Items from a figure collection
————————

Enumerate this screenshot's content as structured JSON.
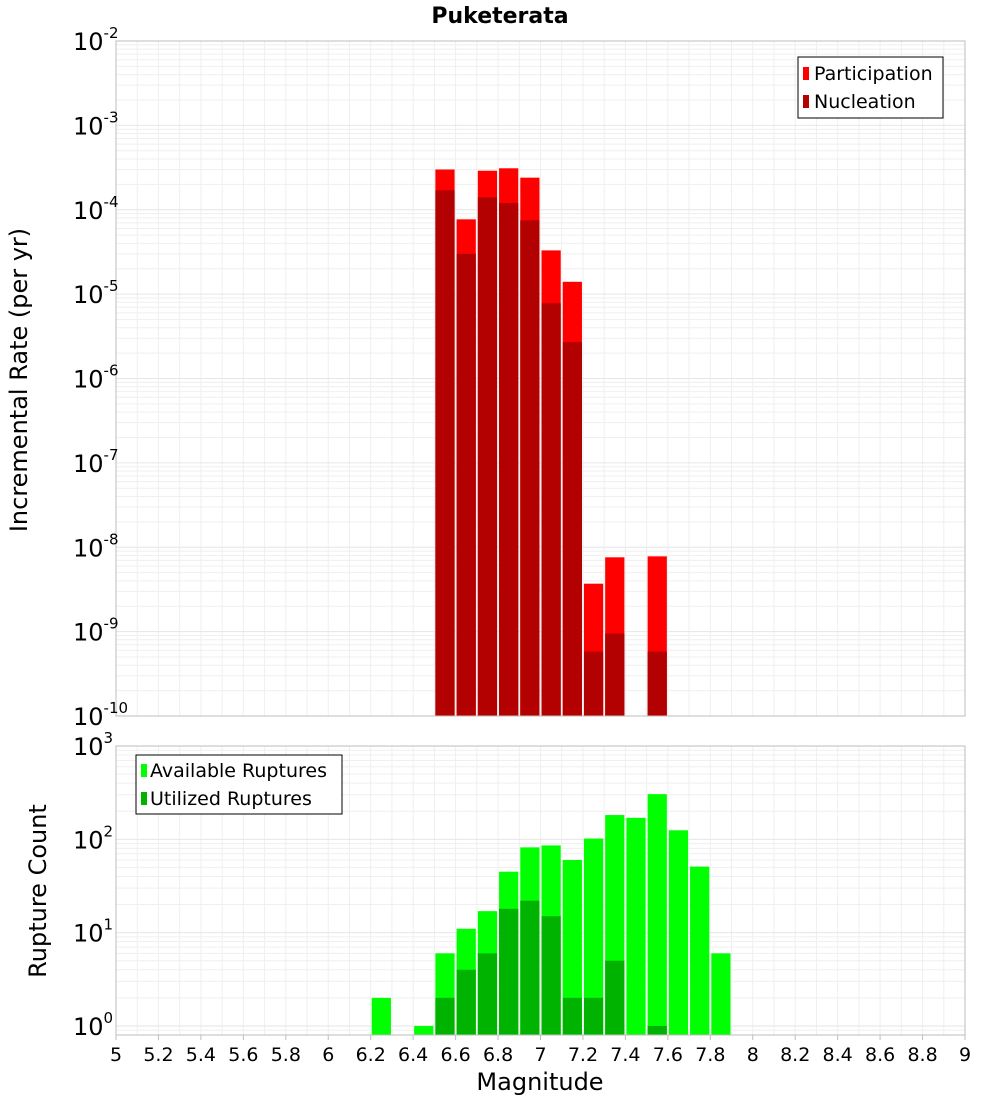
{
  "chart_data": [
    {
      "type": "bar",
      "title": "Puketerata",
      "xlabel": "Magnitude",
      "ylabel": "Incremental Rate (per yr)",
      "yscale": "log",
      "ylim": [
        1e-10,
        0.01
      ],
      "xlim": [
        5,
        9
      ],
      "bin_width": 0.1,
      "y_ticks": [
        {
          "base": "10",
          "exp": "-10",
          "value": 1e-10
        },
        {
          "base": "10",
          "exp": "-9",
          "value": 1e-09
        },
        {
          "base": "10",
          "exp": "-8",
          "value": 1e-08
        },
        {
          "base": "10",
          "exp": "-7",
          "value": 1e-07
        },
        {
          "base": "10",
          "exp": "-6",
          "value": 1e-06
        },
        {
          "base": "10",
          "exp": "-5",
          "value": 1e-05
        },
        {
          "base": "10",
          "exp": "-4",
          "value": 0.0001
        },
        {
          "base": "10",
          "exp": "-3",
          "value": 0.001
        },
        {
          "base": "10",
          "exp": "-2",
          "value": 0.01
        }
      ],
      "legend_position": "top-right",
      "series": [
        {
          "name": "Participation",
          "color": "#ff0000",
          "points": [
            {
              "x": 6.55,
              "y": 0.0003
            },
            {
              "x": 6.65,
              "y": 7.7e-05
            },
            {
              "x": 6.75,
              "y": 0.00029
            },
            {
              "x": 6.85,
              "y": 0.00031
            },
            {
              "x": 6.95,
              "y": 0.00024
            },
            {
              "x": 7.05,
              "y": 3.3e-05
            },
            {
              "x": 7.15,
              "y": 1.4e-05
            },
            {
              "x": 7.25,
              "y": 3.7e-09
            },
            {
              "x": 7.35,
              "y": 7.6e-09
            },
            {
              "x": 7.55,
              "y": 7.8e-09
            }
          ]
        },
        {
          "name": "Nucleation",
          "color": "#b30000",
          "points": [
            {
              "x": 6.55,
              "y": 0.00017
            },
            {
              "x": 6.65,
              "y": 3e-05
            },
            {
              "x": 6.75,
              "y": 0.00014
            },
            {
              "x": 6.85,
              "y": 0.00012
            },
            {
              "x": 6.95,
              "y": 7.5e-05
            },
            {
              "x": 7.05,
              "y": 7.8e-06
            },
            {
              "x": 7.15,
              "y": 2.7e-06
            },
            {
              "x": 7.25,
              "y": 5.8e-10
            },
            {
              "x": 7.35,
              "y": 9.5e-10
            },
            {
              "x": 7.55,
              "y": 5.8e-10
            }
          ]
        }
      ]
    },
    {
      "type": "bar",
      "xlabel": "Magnitude",
      "ylabel": "Rupture Count",
      "yscale": "log",
      "ylim": [
        0.8,
        1000
      ],
      "xlim": [
        5,
        9
      ],
      "bin_width": 0.1,
      "x_ticks": [
        "5",
        "5.2",
        "5.4",
        "5.6",
        "5.8",
        "6",
        "6.2",
        "6.4",
        "6.6",
        "6.8",
        "7",
        "7.2",
        "7.4",
        "7.6",
        "7.8",
        "8",
        "8.2",
        "8.4",
        "8.6",
        "8.8",
        "9"
      ],
      "y_ticks": [
        {
          "base": "10",
          "exp": "0",
          "value": 1
        },
        {
          "base": "10",
          "exp": "1",
          "value": 10
        },
        {
          "base": "10",
          "exp": "2",
          "value": 100
        },
        {
          "base": "10",
          "exp": "3",
          "value": 1000
        }
      ],
      "legend_position": "top-left",
      "series": [
        {
          "name": "Available Ruptures",
          "color": "#00ff00",
          "points": [
            {
              "x": 6.25,
              "y": 2
            },
            {
              "x": 6.45,
              "y": 1
            },
            {
              "x": 6.55,
              "y": 6
            },
            {
              "x": 6.65,
              "y": 11
            },
            {
              "x": 6.75,
              "y": 17
            },
            {
              "x": 6.85,
              "y": 45
            },
            {
              "x": 6.95,
              "y": 82
            },
            {
              "x": 7.05,
              "y": 86
            },
            {
              "x": 7.15,
              "y": 60
            },
            {
              "x": 7.25,
              "y": 102
            },
            {
              "x": 7.35,
              "y": 182
            },
            {
              "x": 7.45,
              "y": 170
            },
            {
              "x": 7.55,
              "y": 305
            },
            {
              "x": 7.65,
              "y": 125
            },
            {
              "x": 7.75,
              "y": 51
            },
            {
              "x": 7.85,
              "y": 6
            }
          ]
        },
        {
          "name": "Utilized Ruptures",
          "color": "#00b300",
          "points": [
            {
              "x": 6.55,
              "y": 2
            },
            {
              "x": 6.65,
              "y": 4
            },
            {
              "x": 6.75,
              "y": 6
            },
            {
              "x": 6.85,
              "y": 18
            },
            {
              "x": 6.95,
              "y": 22
            },
            {
              "x": 7.05,
              "y": 15
            },
            {
              "x": 7.15,
              "y": 2
            },
            {
              "x": 7.25,
              "y": 2
            },
            {
              "x": 7.35,
              "y": 5
            },
            {
              "x": 7.55,
              "y": 1
            }
          ]
        }
      ]
    }
  ]
}
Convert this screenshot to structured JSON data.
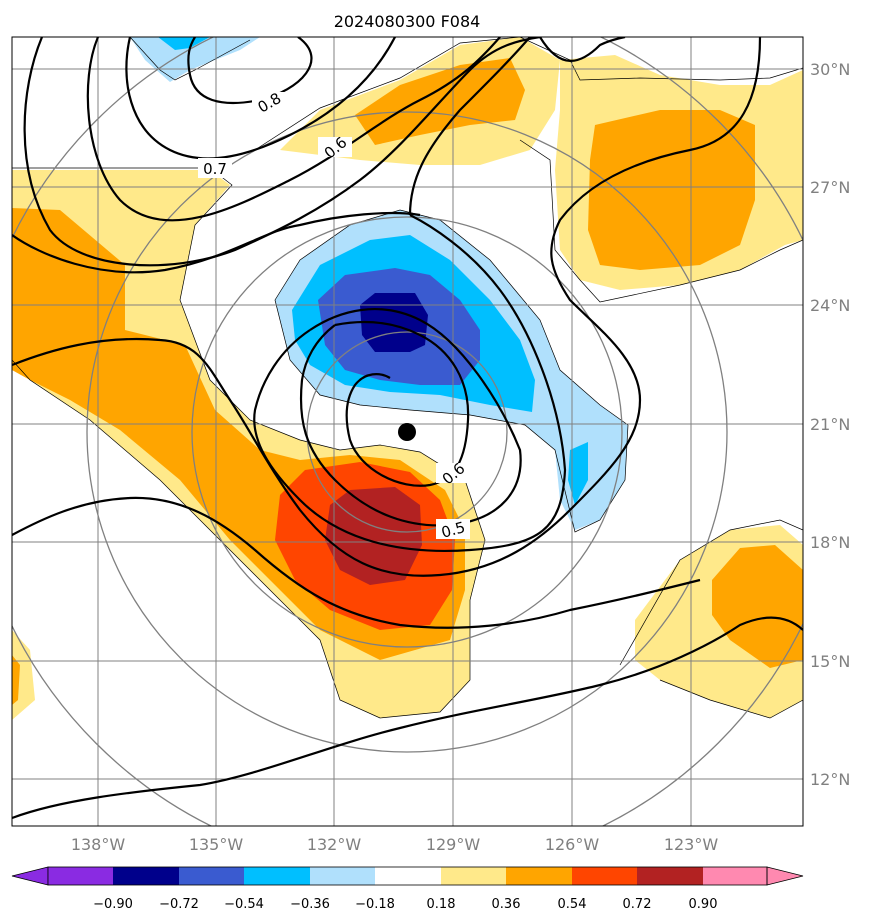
{
  "title": "2024080300 F084",
  "map": {
    "lat_labels": [
      "30°N",
      "27°N",
      "24°N",
      "21°N",
      "18°N",
      "15°N",
      "12°N"
    ],
    "lon_labels": [
      "138°W",
      "135°W",
      "132°W",
      "129°W",
      "126°W",
      "123°W"
    ],
    "contour_labels": [
      "0.8",
      "0.7",
      "0.6",
      "0.6",
      "0.5"
    ],
    "colors": {
      "neg_090": "#8a2be2",
      "neg_072": "#00008b",
      "neg_054": "#3a5bd0",
      "neg_036": "#00bfff",
      "neg_018": "#b0e0fc",
      "pos_018": "#ffe98a",
      "pos_036": "#ffa500",
      "pos_054": "#ff4500",
      "pos_072": "#b22222",
      "pos_090": "#ff89b0"
    }
  },
  "colorbar": {
    "labels": [
      "−0.90",
      "−0.72",
      "−0.54",
      "−0.36",
      "−0.18",
      "0.18",
      "0.36",
      "0.54",
      "0.72",
      "0.90"
    ]
  }
}
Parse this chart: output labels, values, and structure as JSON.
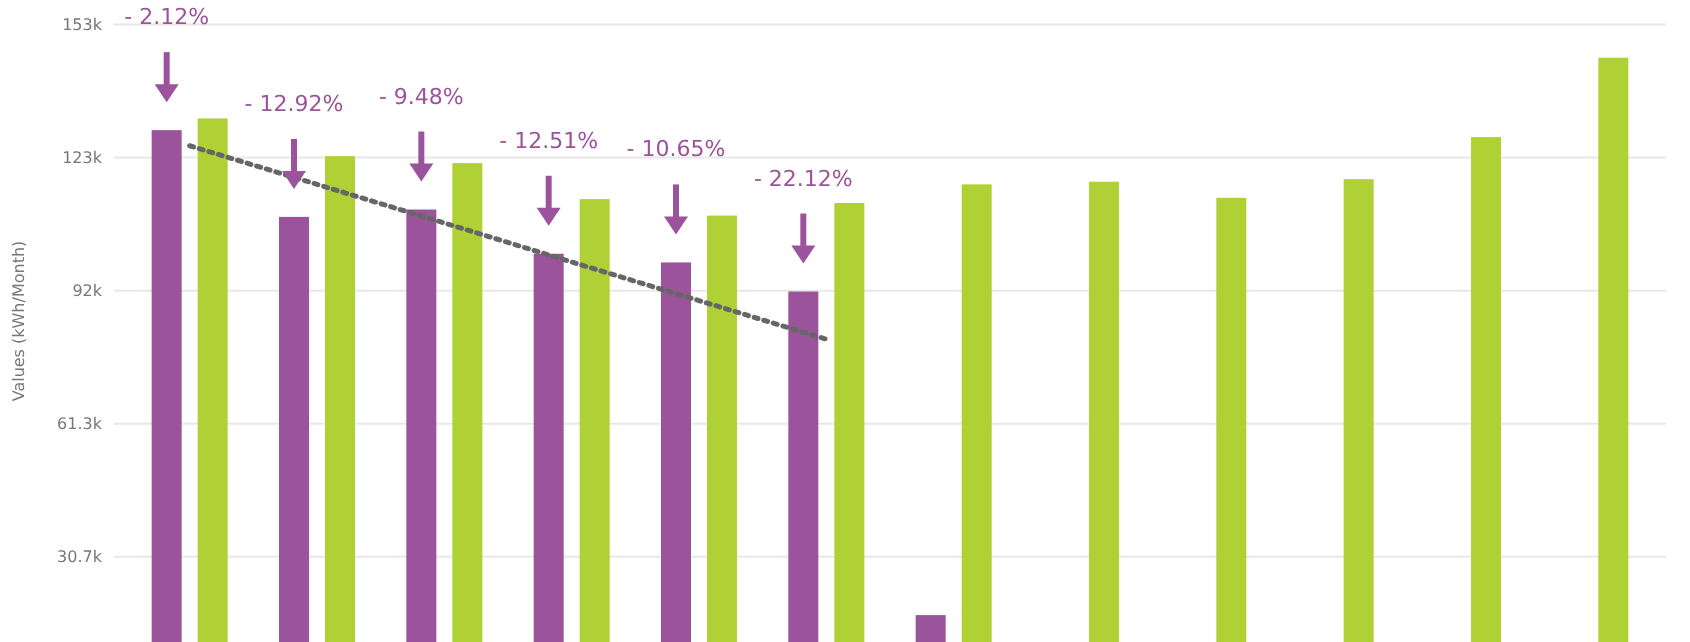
{
  "chart_data": {
    "type": "bar",
    "ylabel": "Values (kWh/Month)",
    "categories": [
      null,
      null,
      null,
      null,
      null,
      null,
      null,
      null,
      null,
      null,
      null,
      null
    ],
    "series": [
      {
        "color": "#9b539b",
        "values": [
          129000,
          109000,
          110700,
          100500,
          98500,
          91800,
          17200,
          null,
          null,
          null,
          null,
          null
        ]
      },
      {
        "color": "#afd135",
        "values": [
          131700,
          123000,
          121400,
          113100,
          109300,
          112200,
          116500,
          117100,
          113400,
          117700,
          127400,
          145700
        ]
      },
      {
        "type": "line",
        "color": "#666666",
        "line_style": "dotted",
        "values": [
          125400,
          116500,
          107600,
          98600,
          89700,
          80800,
          null,
          null,
          null,
          null,
          null,
          null
        ]
      }
    ],
    "ylim": [
      11000,
      159000
    ],
    "yticks": [
      {
        "value": 30667,
        "label": "30.7k"
      },
      {
        "value": 61333,
        "label": "61.3k"
      },
      {
        "value": 92000,
        "label": "92k"
      },
      {
        "value": 122667,
        "label": "123k"
      },
      {
        "value": 153333,
        "label": "153k"
      }
    ],
    "grid": "y",
    "annotations": [
      "- 2.12%",
      "- 12.92%",
      "- 9.48%",
      "- 12.51%",
      "- 10.65%",
      "- 22.12%"
    ]
  }
}
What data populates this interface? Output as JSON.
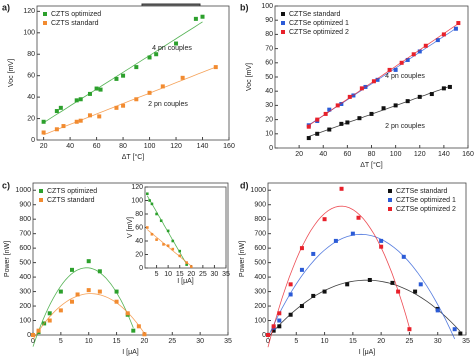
{
  "chart_data": [
    {
      "type": "scatter",
      "label": "a)",
      "xlabel": "ΔT [°C]",
      "ylabel": "Voc [mV]",
      "xlim": [
        15,
        160
      ],
      "xticks": [
        20,
        40,
        60,
        80,
        100,
        120,
        140,
        160
      ],
      "ylim": [
        0,
        125
      ],
      "yticks": [
        0,
        20,
        40,
        60,
        80,
        100,
        120
      ],
      "legend": "upper-left",
      "fit": "linear",
      "series": [
        {
          "name": "CZTS optimized",
          "color": "#2ca02c",
          "x": [
            20,
            30,
            33,
            45,
            48,
            55,
            60,
            63,
            75,
            80,
            90,
            100,
            105,
            120,
            135,
            140
          ],
          "values": [
            17,
            27,
            30,
            37,
            38,
            43,
            48,
            47,
            57,
            60,
            68,
            77,
            80,
            90,
            113,
            115
          ]
        },
        {
          "name": "CZTS standard",
          "color": "#f28b30",
          "x": [
            20,
            30,
            35,
            45,
            48,
            55,
            62,
            75,
            80,
            90,
            100,
            110,
            125,
            150
          ],
          "values": [
            7,
            10,
            13,
            17,
            18,
            23,
            22,
            30,
            32,
            38,
            44,
            50,
            58,
            68
          ]
        }
      ],
      "annotations": [
        {
          "text": "4 pn couples",
          "color": "#2ca02c"
        },
        {
          "text": "2 pn couples",
          "color": "#f28b30"
        }
      ]
    },
    {
      "type": "scatter",
      "label": "b)",
      "xlabel": "ΔT [°C]",
      "ylabel": "Voc [mV]",
      "xlim": [
        0,
        160
      ],
      "xticks": [
        20,
        40,
        60,
        80,
        100,
        120,
        140,
        160
      ],
      "ylim": [
        0,
        100
      ],
      "yticks": [
        0,
        10,
        20,
        30,
        40,
        50,
        60,
        70,
        80,
        90,
        100
      ],
      "legend": "upper-left",
      "fit": "linear",
      "series": [
        {
          "name": "CZTSe standard",
          "color": "#111111",
          "x": [
            28,
            35,
            45,
            55,
            60,
            70,
            80,
            90,
            100,
            110,
            120,
            130,
            140,
            145
          ],
          "values": [
            7,
            10,
            13,
            17,
            18,
            21,
            24,
            28,
            30,
            33,
            36,
            38,
            42,
            43
          ]
        },
        {
          "name": "CZTSe optimized 1",
          "color": "#2b5bd7",
          "x": [
            28,
            35,
            45,
            55,
            65,
            75,
            85,
            100,
            110,
            120,
            135,
            150
          ],
          "values": [
            16,
            19,
            27,
            31,
            37,
            43,
            48,
            55,
            62,
            68,
            76,
            84
          ]
        },
        {
          "name": "CZTSe optimized 2",
          "color": "#e8202a",
          "x": [
            28,
            35,
            42,
            52,
            62,
            72,
            82,
            95,
            105,
            115,
            125,
            140,
            152
          ],
          "values": [
            15,
            20,
            24,
            30,
            36,
            42,
            47,
            55,
            60,
            66,
            72,
            80,
            88
          ]
        }
      ],
      "annotations": [
        {
          "text": "4 pn couples",
          "color": "#2b5bd7"
        },
        {
          "text": "2 pn couples",
          "color": "#111111"
        }
      ]
    },
    {
      "type": "scatter",
      "label": "c)",
      "xlabel": "I [μA]",
      "ylabel": "Power [nW]",
      "xlim": [
        0,
        35
      ],
      "xticks": [
        0,
        5,
        10,
        15,
        20,
        25,
        30,
        35
      ],
      "ylim": [
        0,
        1050
      ],
      "yticks": [
        0,
        100,
        200,
        300,
        400,
        500,
        600,
        700,
        800,
        900,
        1000
      ],
      "legend": "upper-left",
      "fit": "quadratic",
      "series": [
        {
          "name": "CZTS optimized",
          "color": "#2ca02c",
          "x": [
            0,
            1,
            2,
            3,
            5,
            7,
            10,
            12,
            15,
            17,
            18
          ],
          "values": [
            0,
            20,
            80,
            150,
            300,
            450,
            510,
            440,
            300,
            140,
            30
          ]
        },
        {
          "name": "CZTS standard",
          "color": "#f28b30",
          "x": [
            0,
            1,
            3,
            5,
            7,
            8,
            10,
            12,
            15,
            17,
            19,
            20
          ],
          "values": [
            0,
            30,
            100,
            170,
            230,
            280,
            310,
            300,
            230,
            150,
            60,
            5
          ]
        }
      ]
    },
    {
      "type": "scatter",
      "xlabel": "I [μA]",
      "ylabel": "V [mV]",
      "xlim": [
        0,
        35
      ],
      "xticks": [
        5,
        10,
        15,
        20,
        25,
        30,
        35
      ],
      "ylim": [
        0,
        120
      ],
      "yticks": [
        0,
        20,
        40,
        60,
        80,
        100,
        120
      ],
      "fit": "linear",
      "series": [
        {
          "color": "#2ca02c",
          "x": [
            1,
            2,
            3,
            5,
            7,
            10,
            12,
            15,
            18
          ],
          "values": [
            110,
            100,
            95,
            80,
            70,
            55,
            40,
            25,
            5
          ]
        },
        {
          "color": "#f28b30",
          "x": [
            1,
            3,
            5,
            8,
            10,
            12,
            15,
            18,
            20
          ],
          "values": [
            60,
            50,
            42,
            35,
            33,
            28,
            18,
            8,
            2
          ]
        }
      ]
    },
    {
      "type": "scatter",
      "label": "d)",
      "xlabel": "I [μA]",
      "ylabel": "Power [nW]",
      "xlim": [
        0,
        35
      ],
      "xticks": [
        0,
        5,
        10,
        15,
        20,
        25,
        30,
        35
      ],
      "ylim": [
        0,
        1050
      ],
      "yticks": [
        0,
        100,
        200,
        300,
        400,
        500,
        600,
        700,
        800,
        900,
        1000
      ],
      "legend": "upper-right",
      "fit": "quadratic",
      "series": [
        {
          "name": "CZTSe standard",
          "color": "#111111",
          "x": [
            0,
            1,
            2,
            4,
            6,
            8,
            10,
            14,
            18,
            22,
            26,
            30,
            34
          ],
          "values": [
            0,
            30,
            60,
            140,
            200,
            270,
            300,
            350,
            380,
            360,
            300,
            180,
            10
          ]
        },
        {
          "name": "CZTSe optimized 1",
          "color": "#2b5bd7",
          "x": [
            0,
            1,
            2,
            4,
            6,
            8,
            12,
            15,
            20,
            24,
            27,
            30,
            33
          ],
          "values": [
            0,
            50,
            100,
            280,
            450,
            560,
            650,
            700,
            650,
            540,
            350,
            170,
            40
          ]
        },
        {
          "name": "CZTSe optimized 2",
          "color": "#e8202a",
          "x": [
            0,
            1,
            2,
            4,
            6,
            10,
            13,
            16,
            20,
            23,
            25
          ],
          "values": [
            0,
            60,
            150,
            350,
            600,
            800,
            1010,
            810,
            610,
            300,
            40
          ]
        }
      ]
    }
  ]
}
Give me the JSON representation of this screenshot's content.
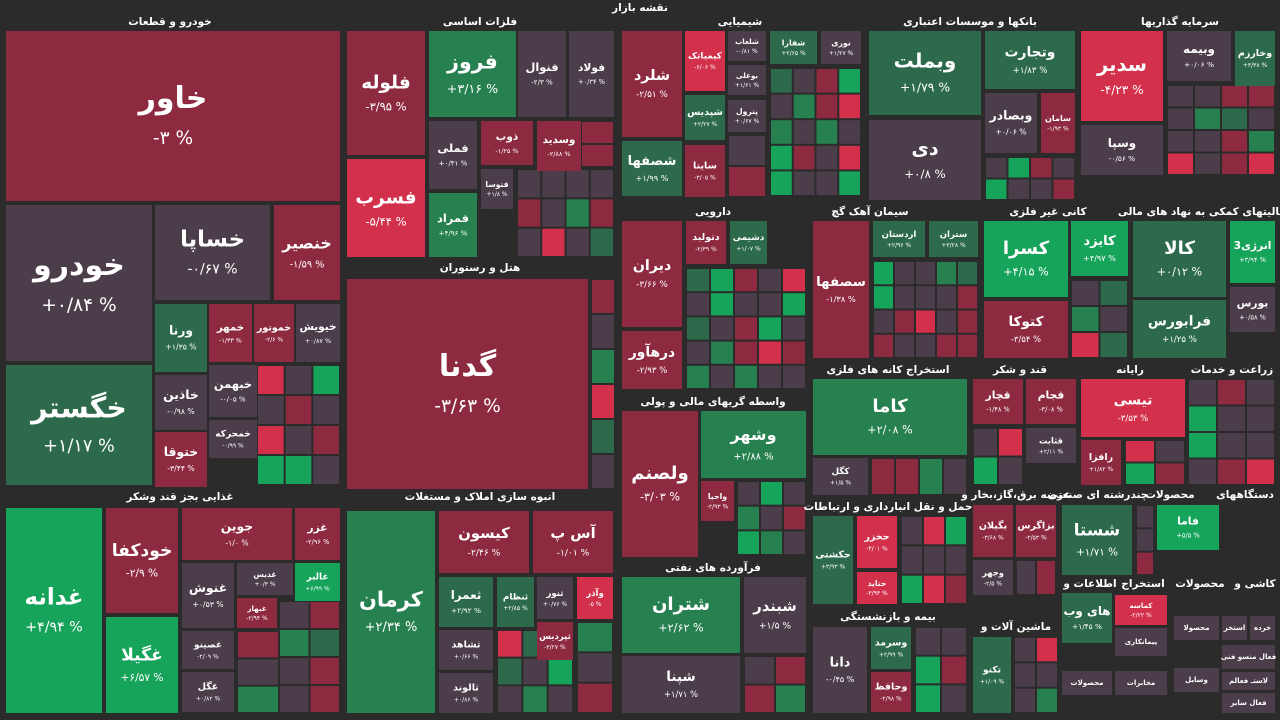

————————

Report all lines of the data that include the word "right".

## The answer
      "legend_position": "top-right",
      "legend": "upper-right",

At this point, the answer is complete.